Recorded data
══════
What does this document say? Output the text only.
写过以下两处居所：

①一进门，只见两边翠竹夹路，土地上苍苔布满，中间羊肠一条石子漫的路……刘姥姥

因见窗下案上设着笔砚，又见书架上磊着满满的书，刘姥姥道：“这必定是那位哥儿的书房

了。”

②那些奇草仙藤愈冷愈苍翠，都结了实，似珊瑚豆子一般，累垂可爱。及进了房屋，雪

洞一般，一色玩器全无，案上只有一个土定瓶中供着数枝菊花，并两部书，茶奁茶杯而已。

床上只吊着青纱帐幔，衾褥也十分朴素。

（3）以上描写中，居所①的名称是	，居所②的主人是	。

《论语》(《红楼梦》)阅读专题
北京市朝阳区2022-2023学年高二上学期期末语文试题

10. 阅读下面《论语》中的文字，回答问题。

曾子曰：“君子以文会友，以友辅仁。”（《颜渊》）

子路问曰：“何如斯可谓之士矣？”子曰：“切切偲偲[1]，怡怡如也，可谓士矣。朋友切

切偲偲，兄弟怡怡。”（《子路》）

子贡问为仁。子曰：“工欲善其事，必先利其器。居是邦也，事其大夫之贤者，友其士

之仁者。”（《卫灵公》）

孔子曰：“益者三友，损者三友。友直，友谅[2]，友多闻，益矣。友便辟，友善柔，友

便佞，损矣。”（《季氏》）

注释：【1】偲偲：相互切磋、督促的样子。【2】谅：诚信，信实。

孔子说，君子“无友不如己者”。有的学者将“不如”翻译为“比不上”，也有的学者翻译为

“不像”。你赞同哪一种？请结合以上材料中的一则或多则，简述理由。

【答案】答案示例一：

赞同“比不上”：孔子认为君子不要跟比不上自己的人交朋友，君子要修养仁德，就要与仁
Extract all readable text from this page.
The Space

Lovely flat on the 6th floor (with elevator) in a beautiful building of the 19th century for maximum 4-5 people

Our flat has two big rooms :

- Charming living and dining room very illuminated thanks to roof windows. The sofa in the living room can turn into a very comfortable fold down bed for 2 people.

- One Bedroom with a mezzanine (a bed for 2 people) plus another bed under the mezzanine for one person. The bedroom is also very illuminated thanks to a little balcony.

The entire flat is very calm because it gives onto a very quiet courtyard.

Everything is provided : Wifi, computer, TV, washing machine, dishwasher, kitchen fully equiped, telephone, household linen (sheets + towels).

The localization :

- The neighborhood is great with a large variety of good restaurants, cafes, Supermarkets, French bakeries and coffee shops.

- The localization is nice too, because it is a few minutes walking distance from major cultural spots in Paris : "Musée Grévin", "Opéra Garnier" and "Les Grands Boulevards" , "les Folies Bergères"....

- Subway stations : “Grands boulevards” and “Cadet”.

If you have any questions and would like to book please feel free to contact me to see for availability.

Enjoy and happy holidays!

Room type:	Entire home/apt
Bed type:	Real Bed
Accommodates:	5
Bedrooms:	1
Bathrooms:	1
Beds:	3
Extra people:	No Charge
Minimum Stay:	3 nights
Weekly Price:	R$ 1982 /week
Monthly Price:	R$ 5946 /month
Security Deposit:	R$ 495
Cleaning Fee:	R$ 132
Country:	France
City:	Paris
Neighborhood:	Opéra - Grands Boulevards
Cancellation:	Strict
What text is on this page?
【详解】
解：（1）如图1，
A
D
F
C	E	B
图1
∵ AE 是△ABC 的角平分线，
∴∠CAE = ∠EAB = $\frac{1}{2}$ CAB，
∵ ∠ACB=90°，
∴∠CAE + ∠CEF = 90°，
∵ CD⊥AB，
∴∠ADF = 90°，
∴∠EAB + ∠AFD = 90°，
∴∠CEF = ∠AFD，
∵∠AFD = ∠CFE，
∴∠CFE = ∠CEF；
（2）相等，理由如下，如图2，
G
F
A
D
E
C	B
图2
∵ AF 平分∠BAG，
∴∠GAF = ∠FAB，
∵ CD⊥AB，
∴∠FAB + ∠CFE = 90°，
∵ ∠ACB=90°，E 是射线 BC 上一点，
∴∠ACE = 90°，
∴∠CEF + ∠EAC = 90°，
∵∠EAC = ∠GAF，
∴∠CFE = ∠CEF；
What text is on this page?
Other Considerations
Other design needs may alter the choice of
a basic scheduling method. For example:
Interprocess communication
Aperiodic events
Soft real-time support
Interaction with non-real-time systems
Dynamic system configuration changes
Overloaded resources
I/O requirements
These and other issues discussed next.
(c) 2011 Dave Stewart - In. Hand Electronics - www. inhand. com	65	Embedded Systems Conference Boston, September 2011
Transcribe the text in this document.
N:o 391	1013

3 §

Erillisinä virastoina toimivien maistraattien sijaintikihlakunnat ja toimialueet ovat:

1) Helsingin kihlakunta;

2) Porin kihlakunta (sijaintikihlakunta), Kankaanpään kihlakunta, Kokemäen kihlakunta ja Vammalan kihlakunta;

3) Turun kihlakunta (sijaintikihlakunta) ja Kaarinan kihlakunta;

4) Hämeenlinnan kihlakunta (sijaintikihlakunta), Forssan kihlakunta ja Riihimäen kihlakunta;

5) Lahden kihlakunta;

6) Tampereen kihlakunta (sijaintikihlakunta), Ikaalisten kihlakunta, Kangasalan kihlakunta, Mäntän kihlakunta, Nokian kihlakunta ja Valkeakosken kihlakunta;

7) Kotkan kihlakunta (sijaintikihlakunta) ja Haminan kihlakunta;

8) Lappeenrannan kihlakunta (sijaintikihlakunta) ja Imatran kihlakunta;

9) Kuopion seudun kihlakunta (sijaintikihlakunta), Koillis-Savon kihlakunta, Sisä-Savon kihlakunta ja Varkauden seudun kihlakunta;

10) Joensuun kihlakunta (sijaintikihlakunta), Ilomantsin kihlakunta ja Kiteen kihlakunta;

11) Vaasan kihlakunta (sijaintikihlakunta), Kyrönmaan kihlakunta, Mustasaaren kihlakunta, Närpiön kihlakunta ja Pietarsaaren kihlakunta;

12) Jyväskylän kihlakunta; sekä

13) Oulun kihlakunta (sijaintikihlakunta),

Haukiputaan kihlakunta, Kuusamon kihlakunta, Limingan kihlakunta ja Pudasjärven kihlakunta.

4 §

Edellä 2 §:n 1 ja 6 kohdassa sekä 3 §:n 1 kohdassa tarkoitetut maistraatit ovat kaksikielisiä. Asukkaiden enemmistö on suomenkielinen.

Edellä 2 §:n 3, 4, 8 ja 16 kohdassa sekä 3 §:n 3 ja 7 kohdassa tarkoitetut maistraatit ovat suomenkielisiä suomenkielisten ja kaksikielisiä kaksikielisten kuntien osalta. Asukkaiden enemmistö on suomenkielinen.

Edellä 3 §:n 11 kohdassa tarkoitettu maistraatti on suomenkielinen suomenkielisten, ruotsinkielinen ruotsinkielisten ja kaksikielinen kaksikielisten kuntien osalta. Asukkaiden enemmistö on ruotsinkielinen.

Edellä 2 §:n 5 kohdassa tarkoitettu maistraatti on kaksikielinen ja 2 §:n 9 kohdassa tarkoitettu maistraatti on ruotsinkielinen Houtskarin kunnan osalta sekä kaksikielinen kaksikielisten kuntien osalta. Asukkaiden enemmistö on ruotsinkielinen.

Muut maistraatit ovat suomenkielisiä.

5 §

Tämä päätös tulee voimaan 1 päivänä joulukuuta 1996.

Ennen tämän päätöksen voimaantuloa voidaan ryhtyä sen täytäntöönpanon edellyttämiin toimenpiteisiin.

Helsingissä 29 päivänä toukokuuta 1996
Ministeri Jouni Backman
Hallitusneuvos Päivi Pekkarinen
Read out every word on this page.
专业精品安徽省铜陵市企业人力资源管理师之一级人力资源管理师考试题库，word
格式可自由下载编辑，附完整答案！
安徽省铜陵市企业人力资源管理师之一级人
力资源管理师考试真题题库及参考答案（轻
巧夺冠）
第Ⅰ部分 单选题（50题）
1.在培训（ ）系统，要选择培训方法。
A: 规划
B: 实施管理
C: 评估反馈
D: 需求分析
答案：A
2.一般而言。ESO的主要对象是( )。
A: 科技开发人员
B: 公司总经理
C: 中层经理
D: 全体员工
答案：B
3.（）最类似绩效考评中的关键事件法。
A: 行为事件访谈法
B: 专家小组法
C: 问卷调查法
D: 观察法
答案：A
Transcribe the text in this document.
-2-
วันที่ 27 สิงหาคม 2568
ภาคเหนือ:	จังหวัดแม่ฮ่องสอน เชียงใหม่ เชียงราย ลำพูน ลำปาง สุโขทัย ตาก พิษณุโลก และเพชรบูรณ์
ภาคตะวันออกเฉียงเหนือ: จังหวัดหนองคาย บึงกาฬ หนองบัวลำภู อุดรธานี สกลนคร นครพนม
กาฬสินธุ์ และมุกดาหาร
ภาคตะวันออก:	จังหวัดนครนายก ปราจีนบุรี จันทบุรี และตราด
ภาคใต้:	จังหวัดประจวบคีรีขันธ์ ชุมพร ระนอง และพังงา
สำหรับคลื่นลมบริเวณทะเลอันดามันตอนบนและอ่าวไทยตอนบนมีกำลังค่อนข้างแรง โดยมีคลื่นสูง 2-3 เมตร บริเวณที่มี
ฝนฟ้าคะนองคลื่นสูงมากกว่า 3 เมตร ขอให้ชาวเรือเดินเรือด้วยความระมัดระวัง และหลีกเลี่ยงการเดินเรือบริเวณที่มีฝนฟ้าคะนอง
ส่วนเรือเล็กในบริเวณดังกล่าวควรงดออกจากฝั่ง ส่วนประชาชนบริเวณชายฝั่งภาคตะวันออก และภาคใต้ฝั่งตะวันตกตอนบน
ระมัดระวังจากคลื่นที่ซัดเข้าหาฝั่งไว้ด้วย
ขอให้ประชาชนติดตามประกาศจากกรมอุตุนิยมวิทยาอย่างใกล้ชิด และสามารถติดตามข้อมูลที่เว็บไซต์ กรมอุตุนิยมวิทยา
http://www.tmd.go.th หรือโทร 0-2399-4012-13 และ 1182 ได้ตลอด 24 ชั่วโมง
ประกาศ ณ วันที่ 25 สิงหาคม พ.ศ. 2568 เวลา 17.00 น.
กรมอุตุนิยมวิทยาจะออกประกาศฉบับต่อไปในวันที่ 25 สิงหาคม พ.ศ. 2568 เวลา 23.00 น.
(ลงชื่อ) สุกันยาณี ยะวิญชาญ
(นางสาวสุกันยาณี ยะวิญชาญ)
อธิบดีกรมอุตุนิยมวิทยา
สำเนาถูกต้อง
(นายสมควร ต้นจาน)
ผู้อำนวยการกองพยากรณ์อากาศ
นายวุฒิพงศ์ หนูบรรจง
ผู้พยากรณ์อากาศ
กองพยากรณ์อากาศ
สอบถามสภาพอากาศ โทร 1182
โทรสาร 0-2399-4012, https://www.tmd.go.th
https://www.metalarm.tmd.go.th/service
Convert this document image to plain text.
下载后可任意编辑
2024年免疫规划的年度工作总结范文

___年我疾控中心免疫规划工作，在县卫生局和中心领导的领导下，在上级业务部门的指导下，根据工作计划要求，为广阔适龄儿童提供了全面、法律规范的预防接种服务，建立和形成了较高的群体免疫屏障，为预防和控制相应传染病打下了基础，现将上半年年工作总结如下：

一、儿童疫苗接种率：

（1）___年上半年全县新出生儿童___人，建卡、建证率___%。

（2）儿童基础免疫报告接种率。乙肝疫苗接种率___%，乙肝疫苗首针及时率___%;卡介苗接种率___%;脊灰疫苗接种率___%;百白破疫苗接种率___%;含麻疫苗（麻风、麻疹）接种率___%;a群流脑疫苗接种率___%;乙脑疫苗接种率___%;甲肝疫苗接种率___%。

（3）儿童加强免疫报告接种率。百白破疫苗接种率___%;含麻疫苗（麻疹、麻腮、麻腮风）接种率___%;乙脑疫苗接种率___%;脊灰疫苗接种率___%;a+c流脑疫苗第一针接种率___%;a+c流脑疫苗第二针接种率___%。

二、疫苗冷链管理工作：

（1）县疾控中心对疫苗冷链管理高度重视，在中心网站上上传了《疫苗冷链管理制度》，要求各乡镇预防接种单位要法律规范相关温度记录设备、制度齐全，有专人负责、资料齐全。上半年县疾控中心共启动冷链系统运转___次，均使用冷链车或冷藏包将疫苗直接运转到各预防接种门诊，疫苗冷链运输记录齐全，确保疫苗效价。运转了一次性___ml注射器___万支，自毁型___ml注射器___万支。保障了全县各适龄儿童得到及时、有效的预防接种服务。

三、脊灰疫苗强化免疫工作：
══════
Go over the records above line by line and count those holding the word "type". Reply only with the number.

2